# [WHAT IS EXPECTED]
Show all lines from the records below in which the string "name" is present.
------------------------------------------------
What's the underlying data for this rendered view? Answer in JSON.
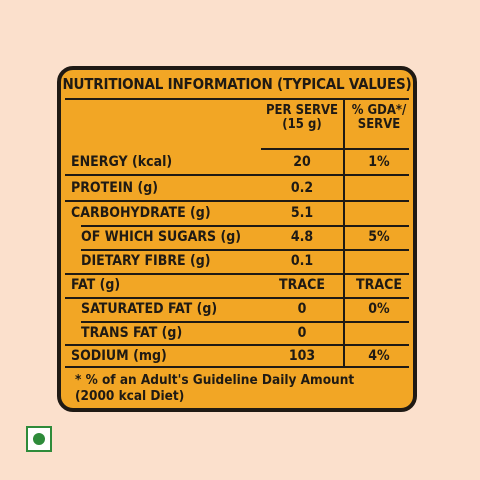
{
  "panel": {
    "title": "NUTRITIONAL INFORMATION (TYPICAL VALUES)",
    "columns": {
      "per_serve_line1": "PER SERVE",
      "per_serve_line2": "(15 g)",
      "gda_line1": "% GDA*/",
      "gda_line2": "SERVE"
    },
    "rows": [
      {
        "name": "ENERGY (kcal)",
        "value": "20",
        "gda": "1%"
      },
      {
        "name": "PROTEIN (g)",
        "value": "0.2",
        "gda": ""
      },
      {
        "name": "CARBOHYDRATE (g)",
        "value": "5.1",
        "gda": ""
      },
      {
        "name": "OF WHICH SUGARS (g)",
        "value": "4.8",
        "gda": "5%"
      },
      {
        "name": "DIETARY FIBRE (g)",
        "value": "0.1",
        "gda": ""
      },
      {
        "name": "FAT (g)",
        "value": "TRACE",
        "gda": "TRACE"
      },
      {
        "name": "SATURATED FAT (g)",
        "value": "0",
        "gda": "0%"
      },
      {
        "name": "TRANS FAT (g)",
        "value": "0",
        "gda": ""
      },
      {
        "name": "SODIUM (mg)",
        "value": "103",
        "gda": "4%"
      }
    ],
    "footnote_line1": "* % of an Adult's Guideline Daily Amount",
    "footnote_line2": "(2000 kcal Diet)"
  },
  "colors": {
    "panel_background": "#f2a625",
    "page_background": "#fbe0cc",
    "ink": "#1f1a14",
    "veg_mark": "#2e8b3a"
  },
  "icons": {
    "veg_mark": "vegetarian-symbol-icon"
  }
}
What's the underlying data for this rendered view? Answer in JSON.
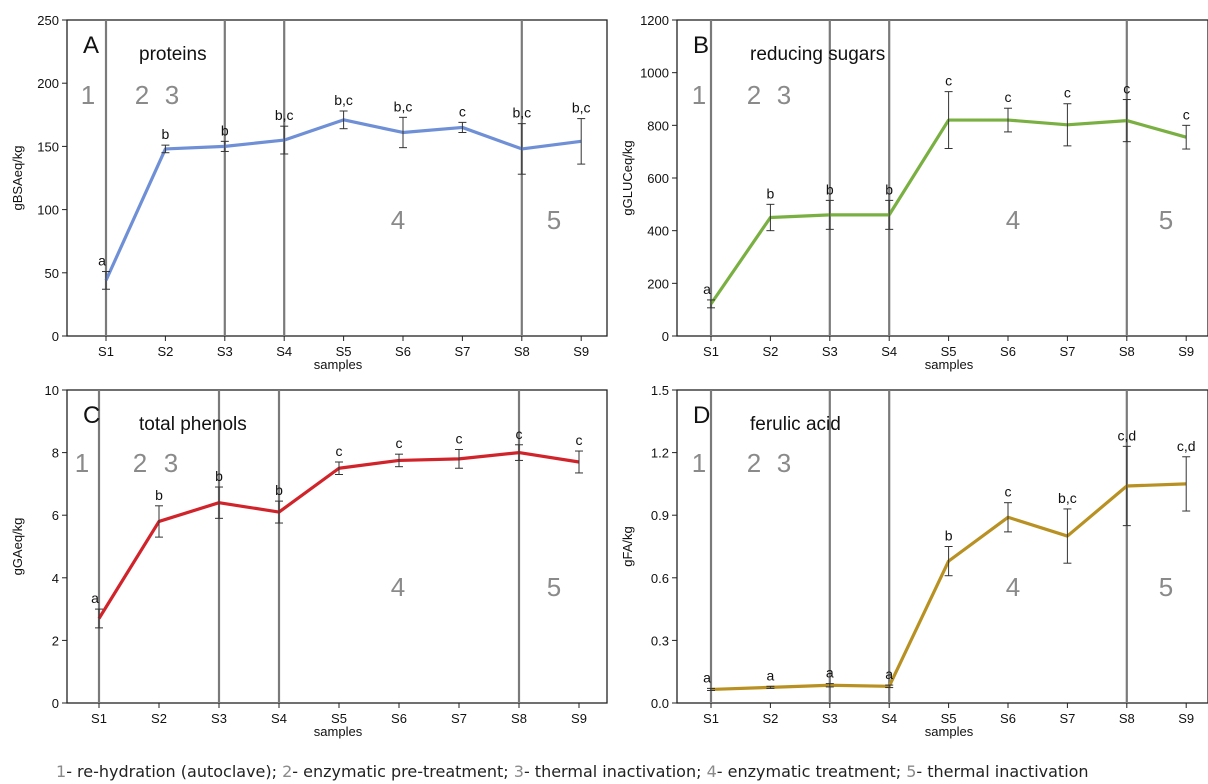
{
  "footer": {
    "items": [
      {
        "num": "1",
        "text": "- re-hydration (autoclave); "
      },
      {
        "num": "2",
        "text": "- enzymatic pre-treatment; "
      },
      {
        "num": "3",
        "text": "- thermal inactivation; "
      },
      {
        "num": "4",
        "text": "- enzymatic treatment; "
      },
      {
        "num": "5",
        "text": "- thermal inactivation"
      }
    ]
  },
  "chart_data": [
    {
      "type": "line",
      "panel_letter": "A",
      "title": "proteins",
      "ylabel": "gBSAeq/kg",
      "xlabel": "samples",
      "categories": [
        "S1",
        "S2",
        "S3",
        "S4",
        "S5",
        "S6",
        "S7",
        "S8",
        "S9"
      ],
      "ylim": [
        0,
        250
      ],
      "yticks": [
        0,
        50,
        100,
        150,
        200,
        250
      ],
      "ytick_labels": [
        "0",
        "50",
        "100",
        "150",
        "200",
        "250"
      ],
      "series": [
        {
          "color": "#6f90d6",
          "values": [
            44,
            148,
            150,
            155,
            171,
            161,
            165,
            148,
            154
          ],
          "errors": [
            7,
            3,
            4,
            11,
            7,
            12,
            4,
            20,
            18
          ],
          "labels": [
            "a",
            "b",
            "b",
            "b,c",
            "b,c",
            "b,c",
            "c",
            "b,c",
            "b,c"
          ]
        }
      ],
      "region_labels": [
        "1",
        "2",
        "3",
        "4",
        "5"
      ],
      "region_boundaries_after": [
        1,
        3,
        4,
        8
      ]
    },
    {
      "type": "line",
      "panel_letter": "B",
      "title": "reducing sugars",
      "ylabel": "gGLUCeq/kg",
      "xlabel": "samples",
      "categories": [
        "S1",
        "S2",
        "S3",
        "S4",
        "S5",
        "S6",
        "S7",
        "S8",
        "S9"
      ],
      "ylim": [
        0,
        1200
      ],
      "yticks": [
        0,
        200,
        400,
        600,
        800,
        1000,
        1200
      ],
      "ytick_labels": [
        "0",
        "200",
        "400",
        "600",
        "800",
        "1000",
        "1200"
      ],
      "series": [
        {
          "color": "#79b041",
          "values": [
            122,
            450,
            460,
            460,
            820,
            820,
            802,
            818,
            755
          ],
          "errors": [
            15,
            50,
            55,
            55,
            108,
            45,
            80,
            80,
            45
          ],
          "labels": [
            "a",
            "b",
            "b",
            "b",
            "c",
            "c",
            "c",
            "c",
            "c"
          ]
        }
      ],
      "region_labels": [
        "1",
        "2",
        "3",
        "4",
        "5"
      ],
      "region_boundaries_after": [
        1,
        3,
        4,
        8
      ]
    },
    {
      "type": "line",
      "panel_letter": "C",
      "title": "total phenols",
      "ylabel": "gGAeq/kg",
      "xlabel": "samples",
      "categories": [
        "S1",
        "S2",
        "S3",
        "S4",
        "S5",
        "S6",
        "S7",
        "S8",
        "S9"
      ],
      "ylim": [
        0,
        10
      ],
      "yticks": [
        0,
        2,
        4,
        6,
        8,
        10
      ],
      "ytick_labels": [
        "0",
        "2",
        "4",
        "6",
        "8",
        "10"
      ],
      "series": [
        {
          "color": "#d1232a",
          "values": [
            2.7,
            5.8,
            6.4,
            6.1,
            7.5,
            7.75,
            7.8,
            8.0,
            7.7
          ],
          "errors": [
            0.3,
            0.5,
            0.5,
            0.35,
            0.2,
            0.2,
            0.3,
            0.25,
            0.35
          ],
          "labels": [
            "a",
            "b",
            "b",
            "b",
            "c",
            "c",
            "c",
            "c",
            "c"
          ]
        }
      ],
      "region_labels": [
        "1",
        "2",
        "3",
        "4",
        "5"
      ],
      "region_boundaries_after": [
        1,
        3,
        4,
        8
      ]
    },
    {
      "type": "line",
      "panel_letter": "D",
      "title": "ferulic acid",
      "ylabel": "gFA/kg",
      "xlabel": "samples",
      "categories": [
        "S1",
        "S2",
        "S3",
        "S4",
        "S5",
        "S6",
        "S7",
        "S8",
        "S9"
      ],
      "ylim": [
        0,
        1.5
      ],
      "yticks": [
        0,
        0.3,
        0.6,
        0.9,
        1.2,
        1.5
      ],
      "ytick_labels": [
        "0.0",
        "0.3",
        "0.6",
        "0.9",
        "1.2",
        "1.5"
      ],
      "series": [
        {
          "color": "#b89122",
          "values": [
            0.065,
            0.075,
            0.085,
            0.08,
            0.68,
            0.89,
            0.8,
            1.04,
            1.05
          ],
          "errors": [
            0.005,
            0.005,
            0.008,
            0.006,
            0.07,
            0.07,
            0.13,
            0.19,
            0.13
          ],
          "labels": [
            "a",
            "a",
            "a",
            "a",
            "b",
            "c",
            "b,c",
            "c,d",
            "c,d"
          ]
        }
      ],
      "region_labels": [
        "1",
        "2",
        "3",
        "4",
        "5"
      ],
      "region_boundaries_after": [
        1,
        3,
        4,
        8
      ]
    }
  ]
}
------------------------------------------------
# [SOLVED PROBLEM]
        "name": "ENERGY (kcal)",
        "name": "PROTEIN (g)",
        "name": "CARBOHYDRATE (g)",
        "name": "OF WHICH SUGARS (g)",
        "name": "DIETARY FIBRE (g)",
        "name": "FAT (g)",
        "name": "SATURATED FAT (g)",
        "name": "TRANS FAT (g)",
        "name": "SODIUM (mg)",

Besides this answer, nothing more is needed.